> _Given request_:
Tell how many lines in the data below include the word "plain". The answer is the number only.

___ Data listing ___

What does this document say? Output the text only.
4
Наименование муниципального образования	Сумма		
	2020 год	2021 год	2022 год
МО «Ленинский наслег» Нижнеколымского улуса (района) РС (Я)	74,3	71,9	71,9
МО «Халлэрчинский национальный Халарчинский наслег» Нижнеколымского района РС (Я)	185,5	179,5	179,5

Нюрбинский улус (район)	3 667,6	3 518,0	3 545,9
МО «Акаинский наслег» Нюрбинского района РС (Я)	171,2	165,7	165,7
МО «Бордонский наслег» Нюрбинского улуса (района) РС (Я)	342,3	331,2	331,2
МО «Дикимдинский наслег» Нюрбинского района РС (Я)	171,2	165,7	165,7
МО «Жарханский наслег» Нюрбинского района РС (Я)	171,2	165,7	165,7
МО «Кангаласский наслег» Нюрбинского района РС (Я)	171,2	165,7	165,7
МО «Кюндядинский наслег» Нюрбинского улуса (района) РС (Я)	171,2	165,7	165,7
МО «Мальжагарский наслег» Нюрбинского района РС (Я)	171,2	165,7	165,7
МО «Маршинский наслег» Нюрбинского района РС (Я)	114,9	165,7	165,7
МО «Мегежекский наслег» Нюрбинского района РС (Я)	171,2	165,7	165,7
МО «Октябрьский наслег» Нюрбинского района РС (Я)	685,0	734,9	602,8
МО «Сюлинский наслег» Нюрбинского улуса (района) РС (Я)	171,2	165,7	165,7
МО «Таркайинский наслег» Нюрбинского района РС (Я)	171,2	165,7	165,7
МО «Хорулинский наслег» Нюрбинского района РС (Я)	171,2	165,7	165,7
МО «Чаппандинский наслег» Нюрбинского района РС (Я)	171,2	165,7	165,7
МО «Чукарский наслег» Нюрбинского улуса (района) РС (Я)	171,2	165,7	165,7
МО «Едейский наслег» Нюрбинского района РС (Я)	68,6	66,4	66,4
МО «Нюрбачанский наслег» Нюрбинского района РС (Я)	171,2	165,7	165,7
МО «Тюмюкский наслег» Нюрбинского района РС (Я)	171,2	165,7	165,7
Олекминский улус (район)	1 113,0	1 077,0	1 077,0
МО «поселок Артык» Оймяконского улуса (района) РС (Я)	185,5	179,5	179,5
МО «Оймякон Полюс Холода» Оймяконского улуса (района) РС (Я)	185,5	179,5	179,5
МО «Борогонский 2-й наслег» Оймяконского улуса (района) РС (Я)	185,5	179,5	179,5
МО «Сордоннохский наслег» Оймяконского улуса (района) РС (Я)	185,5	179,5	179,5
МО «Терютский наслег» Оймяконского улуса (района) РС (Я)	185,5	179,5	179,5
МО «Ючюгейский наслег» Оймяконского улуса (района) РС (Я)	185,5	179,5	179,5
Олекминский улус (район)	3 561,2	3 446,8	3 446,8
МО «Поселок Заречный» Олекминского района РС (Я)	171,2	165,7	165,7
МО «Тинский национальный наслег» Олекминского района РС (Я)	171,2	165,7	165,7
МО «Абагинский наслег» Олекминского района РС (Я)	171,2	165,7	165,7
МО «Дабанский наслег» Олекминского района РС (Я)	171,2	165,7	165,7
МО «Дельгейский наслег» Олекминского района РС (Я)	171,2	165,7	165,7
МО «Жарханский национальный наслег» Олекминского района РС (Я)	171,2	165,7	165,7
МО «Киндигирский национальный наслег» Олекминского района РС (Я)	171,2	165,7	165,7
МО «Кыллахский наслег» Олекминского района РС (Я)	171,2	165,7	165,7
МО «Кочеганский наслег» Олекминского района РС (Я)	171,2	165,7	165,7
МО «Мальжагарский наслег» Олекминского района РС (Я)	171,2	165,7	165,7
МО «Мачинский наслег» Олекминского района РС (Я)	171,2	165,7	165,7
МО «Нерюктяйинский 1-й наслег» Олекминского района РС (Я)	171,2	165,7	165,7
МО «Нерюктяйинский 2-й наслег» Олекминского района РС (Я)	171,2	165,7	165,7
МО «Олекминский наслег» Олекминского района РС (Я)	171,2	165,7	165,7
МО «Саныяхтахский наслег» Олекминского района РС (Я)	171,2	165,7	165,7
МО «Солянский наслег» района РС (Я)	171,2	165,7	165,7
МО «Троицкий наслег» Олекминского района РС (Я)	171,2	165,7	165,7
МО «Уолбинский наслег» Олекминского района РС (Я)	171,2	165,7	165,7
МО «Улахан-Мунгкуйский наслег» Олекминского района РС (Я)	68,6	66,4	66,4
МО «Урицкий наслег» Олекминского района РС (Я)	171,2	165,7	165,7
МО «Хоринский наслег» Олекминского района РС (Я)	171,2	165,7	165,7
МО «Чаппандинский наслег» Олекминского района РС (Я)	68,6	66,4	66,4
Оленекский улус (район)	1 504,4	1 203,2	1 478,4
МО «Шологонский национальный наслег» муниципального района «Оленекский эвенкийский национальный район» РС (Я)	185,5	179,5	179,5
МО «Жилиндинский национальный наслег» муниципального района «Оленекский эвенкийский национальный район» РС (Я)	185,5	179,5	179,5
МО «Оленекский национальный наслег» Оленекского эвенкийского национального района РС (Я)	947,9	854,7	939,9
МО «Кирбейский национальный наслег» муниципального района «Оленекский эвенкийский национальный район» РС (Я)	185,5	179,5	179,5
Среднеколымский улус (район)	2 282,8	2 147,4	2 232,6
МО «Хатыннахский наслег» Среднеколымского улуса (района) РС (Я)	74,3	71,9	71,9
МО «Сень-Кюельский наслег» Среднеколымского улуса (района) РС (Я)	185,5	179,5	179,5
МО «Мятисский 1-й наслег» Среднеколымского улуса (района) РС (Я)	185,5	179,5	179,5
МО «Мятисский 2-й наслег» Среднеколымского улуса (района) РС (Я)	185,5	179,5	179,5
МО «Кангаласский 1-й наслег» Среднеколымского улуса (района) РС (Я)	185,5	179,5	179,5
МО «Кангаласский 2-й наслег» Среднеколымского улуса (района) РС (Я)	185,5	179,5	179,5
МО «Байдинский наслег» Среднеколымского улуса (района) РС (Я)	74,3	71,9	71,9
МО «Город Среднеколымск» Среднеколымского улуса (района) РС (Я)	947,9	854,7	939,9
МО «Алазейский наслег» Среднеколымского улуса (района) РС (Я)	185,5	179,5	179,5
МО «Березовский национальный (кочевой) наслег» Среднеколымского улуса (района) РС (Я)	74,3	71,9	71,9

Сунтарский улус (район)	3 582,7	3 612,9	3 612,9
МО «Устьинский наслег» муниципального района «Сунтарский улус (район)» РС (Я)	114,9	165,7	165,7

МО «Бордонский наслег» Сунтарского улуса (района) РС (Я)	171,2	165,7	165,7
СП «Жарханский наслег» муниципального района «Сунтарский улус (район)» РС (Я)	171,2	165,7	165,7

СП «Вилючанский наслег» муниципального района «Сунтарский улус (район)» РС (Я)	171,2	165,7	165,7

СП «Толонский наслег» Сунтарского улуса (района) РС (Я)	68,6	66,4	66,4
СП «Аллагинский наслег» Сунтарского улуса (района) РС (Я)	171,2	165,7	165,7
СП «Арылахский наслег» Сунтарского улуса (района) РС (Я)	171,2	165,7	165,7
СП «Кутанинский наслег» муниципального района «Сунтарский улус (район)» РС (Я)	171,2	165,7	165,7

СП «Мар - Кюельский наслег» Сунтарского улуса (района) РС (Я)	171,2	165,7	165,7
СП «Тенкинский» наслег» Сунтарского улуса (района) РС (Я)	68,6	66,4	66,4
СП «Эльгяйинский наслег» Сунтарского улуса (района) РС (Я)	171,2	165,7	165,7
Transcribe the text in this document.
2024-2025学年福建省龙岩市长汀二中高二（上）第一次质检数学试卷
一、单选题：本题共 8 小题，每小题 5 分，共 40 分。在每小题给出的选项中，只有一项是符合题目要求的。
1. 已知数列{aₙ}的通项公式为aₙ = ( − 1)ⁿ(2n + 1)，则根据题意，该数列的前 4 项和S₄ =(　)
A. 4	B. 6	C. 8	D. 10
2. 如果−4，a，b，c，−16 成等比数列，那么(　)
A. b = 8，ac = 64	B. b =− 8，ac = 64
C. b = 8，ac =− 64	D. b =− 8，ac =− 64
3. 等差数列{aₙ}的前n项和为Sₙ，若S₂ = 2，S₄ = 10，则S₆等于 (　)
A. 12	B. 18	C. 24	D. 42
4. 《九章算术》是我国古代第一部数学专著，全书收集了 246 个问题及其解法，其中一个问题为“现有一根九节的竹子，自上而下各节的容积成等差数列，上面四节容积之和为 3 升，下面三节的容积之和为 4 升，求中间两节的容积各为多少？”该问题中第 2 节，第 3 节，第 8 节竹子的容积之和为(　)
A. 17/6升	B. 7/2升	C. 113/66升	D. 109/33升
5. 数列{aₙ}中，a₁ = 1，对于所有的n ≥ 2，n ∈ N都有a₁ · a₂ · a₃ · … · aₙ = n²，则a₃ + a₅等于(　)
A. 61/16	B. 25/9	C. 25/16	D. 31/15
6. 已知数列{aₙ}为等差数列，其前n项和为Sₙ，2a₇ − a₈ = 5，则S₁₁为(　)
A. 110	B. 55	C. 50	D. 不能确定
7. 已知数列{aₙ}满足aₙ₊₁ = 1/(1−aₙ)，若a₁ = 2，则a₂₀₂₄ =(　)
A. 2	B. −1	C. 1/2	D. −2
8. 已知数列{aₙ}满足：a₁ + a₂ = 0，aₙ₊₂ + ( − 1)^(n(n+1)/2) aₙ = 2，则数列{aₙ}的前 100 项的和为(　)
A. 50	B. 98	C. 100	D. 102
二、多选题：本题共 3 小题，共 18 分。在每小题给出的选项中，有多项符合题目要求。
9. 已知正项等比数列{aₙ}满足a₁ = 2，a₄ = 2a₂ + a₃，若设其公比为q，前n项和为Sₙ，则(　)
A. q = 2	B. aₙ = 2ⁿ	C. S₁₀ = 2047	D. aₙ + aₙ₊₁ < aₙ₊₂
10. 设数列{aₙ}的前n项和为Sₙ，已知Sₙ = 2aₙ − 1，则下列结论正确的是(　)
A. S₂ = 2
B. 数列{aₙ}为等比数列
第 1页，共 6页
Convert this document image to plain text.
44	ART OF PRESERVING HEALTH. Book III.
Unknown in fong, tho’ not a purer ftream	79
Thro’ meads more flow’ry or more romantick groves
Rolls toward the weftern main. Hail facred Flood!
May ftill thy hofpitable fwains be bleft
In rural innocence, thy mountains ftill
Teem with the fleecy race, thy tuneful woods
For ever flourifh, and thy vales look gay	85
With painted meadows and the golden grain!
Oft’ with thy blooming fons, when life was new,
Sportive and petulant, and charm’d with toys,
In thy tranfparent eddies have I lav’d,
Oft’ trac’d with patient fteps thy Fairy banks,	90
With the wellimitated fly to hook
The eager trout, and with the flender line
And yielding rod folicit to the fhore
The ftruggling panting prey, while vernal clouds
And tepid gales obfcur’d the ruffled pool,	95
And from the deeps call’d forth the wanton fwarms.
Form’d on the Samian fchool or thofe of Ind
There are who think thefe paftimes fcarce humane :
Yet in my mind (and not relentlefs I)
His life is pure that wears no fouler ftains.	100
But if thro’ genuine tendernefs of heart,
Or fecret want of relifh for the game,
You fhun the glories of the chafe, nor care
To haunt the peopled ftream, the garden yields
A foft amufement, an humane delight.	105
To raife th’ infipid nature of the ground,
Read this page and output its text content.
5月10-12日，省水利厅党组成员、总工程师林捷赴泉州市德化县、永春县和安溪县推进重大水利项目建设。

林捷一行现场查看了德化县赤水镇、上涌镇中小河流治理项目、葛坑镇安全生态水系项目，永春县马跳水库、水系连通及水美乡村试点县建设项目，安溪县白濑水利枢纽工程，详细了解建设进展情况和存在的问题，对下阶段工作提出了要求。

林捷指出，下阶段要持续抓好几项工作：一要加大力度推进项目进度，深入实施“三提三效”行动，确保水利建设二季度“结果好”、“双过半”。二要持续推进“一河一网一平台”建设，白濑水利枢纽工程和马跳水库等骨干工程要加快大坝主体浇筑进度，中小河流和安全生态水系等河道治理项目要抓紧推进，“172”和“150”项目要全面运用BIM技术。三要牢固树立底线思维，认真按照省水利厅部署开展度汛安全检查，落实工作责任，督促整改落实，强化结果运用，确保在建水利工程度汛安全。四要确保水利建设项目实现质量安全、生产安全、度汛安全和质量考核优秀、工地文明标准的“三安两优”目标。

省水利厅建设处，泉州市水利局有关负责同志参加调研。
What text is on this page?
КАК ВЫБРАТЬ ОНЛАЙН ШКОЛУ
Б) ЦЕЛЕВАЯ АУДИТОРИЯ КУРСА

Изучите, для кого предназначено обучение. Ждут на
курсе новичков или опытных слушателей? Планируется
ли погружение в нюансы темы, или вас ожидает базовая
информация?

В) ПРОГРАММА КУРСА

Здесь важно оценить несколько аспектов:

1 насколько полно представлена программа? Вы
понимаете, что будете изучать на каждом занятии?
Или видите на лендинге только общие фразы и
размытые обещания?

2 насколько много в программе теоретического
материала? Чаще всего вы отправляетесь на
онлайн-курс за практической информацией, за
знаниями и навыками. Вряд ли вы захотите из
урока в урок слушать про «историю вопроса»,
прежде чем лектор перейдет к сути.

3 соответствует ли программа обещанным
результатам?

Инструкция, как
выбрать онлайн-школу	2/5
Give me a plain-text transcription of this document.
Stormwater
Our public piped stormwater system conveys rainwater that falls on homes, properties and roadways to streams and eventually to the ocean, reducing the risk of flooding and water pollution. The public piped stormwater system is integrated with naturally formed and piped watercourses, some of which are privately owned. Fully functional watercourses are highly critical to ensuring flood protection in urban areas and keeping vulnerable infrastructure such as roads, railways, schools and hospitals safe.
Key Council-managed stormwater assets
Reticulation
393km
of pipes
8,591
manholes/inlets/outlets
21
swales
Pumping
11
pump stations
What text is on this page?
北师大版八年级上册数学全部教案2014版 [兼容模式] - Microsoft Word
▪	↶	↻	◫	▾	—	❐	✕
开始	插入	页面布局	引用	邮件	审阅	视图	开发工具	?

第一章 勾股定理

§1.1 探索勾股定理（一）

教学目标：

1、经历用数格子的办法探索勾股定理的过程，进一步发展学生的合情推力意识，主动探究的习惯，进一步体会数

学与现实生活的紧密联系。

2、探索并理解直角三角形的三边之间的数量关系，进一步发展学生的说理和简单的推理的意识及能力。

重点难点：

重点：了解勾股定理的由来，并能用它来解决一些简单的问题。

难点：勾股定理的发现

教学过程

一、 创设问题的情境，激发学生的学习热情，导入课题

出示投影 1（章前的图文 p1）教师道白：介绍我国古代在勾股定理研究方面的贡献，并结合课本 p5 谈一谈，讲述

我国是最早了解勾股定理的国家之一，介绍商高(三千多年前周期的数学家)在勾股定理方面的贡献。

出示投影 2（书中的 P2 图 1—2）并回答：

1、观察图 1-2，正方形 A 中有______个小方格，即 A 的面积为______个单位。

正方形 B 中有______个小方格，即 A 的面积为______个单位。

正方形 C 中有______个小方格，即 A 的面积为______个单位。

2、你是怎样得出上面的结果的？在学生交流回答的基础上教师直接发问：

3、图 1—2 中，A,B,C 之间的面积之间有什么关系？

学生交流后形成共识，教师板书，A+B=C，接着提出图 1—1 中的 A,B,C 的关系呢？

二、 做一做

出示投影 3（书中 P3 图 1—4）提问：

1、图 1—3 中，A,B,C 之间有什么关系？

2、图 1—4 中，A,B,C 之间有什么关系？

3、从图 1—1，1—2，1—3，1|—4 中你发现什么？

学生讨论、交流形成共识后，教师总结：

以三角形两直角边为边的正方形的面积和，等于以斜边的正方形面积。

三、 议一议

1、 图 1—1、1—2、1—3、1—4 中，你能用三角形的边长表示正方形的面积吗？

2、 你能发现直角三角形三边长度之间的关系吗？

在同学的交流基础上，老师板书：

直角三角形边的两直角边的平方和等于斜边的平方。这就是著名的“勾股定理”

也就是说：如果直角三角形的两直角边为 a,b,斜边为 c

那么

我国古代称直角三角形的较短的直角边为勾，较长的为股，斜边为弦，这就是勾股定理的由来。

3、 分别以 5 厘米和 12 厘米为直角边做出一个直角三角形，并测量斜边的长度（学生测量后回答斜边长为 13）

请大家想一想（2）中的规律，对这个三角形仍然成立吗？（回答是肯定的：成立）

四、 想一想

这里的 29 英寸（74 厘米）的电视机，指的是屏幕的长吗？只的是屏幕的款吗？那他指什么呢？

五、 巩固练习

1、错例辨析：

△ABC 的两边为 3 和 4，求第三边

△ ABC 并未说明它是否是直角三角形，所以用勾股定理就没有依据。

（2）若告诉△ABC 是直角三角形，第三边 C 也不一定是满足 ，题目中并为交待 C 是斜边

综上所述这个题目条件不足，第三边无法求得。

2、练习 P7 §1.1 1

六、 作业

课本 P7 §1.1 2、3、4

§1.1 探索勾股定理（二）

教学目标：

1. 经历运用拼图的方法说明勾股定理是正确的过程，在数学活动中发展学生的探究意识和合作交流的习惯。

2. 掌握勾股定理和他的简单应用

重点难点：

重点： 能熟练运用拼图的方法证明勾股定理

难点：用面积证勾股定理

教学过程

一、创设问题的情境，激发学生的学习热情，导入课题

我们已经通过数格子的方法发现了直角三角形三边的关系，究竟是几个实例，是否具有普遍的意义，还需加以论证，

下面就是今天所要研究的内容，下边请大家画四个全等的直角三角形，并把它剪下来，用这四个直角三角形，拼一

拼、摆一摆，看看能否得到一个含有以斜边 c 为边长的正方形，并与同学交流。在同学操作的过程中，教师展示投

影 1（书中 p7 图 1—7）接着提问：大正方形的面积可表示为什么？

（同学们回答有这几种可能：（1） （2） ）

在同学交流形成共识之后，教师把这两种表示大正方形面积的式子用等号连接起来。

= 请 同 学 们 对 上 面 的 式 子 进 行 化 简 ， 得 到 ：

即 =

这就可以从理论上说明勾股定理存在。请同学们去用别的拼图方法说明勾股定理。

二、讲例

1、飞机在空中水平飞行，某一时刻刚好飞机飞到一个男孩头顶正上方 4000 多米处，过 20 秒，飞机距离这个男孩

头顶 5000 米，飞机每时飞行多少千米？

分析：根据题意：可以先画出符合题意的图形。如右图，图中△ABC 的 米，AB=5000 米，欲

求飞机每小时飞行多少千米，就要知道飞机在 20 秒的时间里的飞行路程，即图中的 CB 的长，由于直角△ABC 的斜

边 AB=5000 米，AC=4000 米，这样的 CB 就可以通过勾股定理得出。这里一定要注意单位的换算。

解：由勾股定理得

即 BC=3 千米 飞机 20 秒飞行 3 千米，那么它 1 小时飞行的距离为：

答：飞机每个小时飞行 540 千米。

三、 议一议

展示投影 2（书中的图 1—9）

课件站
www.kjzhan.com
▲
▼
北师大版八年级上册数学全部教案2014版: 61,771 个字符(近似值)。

___

> _Output for this task_:
2